■ **JOB**
Pick out all lines of the entries that include the word "таймера" and copy them.

■ **STORED DATA**
____________________
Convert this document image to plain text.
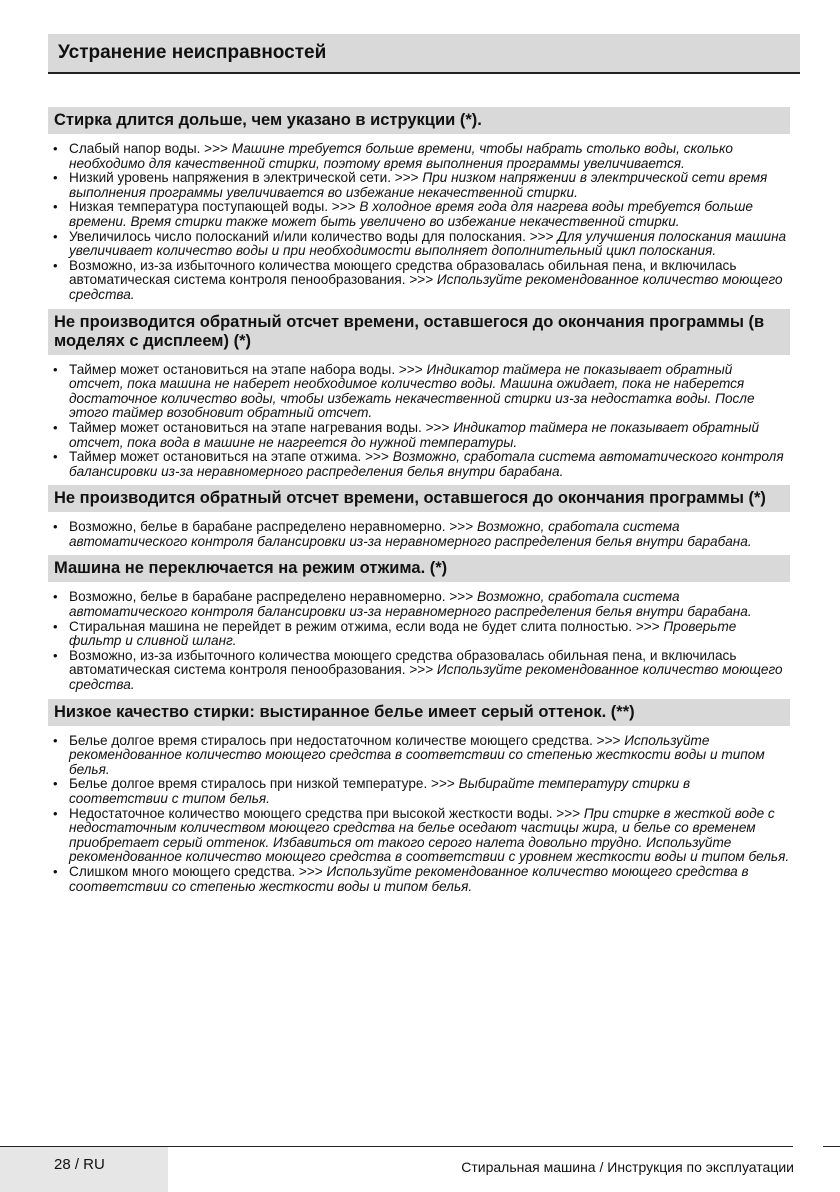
Устранение неисправностей
Стирка длится дольше, чем указано в иструкции (*).
• Слабый напор воды. >>> Машине требуется больше времени, чтобы набрать столько воды, сколько необходимо для качественной стирки, поэтому время выполнения программы увеличивается.
• Низкий уровень напряжения в электрической сети. >>> При низком напряжении в электрической сети время выполнения программы увеличивается во избежание некачественной стирки.
• Низкая температура поступающей воды. >>> В холодное время года для нагрева воды требуется больше времени. Время стирки также может быть увеличено во избежание некачественной стирки.
• Увеличилось число полосканий и/или количество воды для полоскания. >>> Для улучшения полоскания машина увеличивает количество воды и при необходимости выполняет дополнительный цикл полоскания.
• Возможно, из-за избыточного количества моющего средства образовалась обильная пена, и включилась автоматическая система контроля пенообразования. >>> Используйте рекомендованное количество моющего средства.
Не производится обратный отсчет времени, оставшегося до окончания программы (в моделях с дисплеем) (*)
• Таймер может остановиться на этапе набора воды. >>> Индикатор таймера не показывает обратный отсчет, пока машина не наберет необходимое количество воды. Машина ожидает, пока не наберется достаточное количество воды, чтобы избежать некачественной стирки из-за недостатка воды. После этого таймер возобновит обратный отсчет.
• Таймер может остановиться на этапе нагревания воды. >>> Индикатор таймера не показывает обратный отсчет, пока вода в машине не нагреется до нужной температуры.
• Таймер может остановиться на этапе отжима. >>> Возможно, сработала система автоматического контроля балансировки из-за неравномерного распределения белья внутри барабана.
Не производится обратный отсчет времени, оставшегося до окончания программы (*)
• Возможно, белье в барабане распределено неравномерно. >>> Возможно, сработала система автоматического контроля балансировки из-за неравномерного распределения белья внутри барабана.
Машина не переключается на режим отжима. (*)
• Возможно, белье в барабане распределено неравномерно. >>> Возможно, сработала система автоматического контроля балансировки из-за неравномерного распределения белья внутри барабана.
• Стиральная машина не перейдет в режим отжима, если вода не будет слита полностью. >>> Проверьте фильтр и сливной шланг.
• Возможно, из-за избыточного количества моющего средства образовалась обильная пена, и включилась автоматическая система контроля пенообразования. >>> Используйте рекомендованное количество моющего средства.
Низкое качество стирки: выстиранное белье имеет серый оттенок. (**)
• Белье долгое время стиралось при недостаточном количестве моющего средства. >>> Используйте рекомендованное количество моющего средства в соответствии со степенью жесткости воды и типом белья.
• Белье долгое время стиралось при низкой температуре. >>> Выбирайте температуру стирки в соответствии с типом белья.
• Недостаточное количество моющего средства при высокой жесткости воды. >>> При стирке в жесткой воде с недостаточным количеством моющего средства на белье оседают частицы жира, и белье со временем приобретает серый оттенок. Избавиться от такого серого налета довольно трудно. Используйте рекомендованное количество моющего средства в соответствии с уровнем жесткости воды и типом белья.
• Слишком много моющего средства. >>> Используйте рекомендованное количество моющего средства в соответствии со степенью жесткости воды и типом белья.
28 / RU	Стиральная машина / Инструкция по эксплуатации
____________________
■ **ANSWER IN FULL**
• Таймер может остановиться на этапе набора воды. >>> Индикатор таймера не показывает обратный отсчет, пока машина не наберет необходимое количество воды. Машина ожидает, пока не наберется достаточное количество воды, чтобы избежать некачественной стирки из-за недостатка воды. После этого таймер возобновит обратный отсчет.
• Таймер может остановиться на этапе нагревания воды. >>> Индикатор таймера не показывает обратный отсчет, пока вода в машине не нагреется до нужной температуры.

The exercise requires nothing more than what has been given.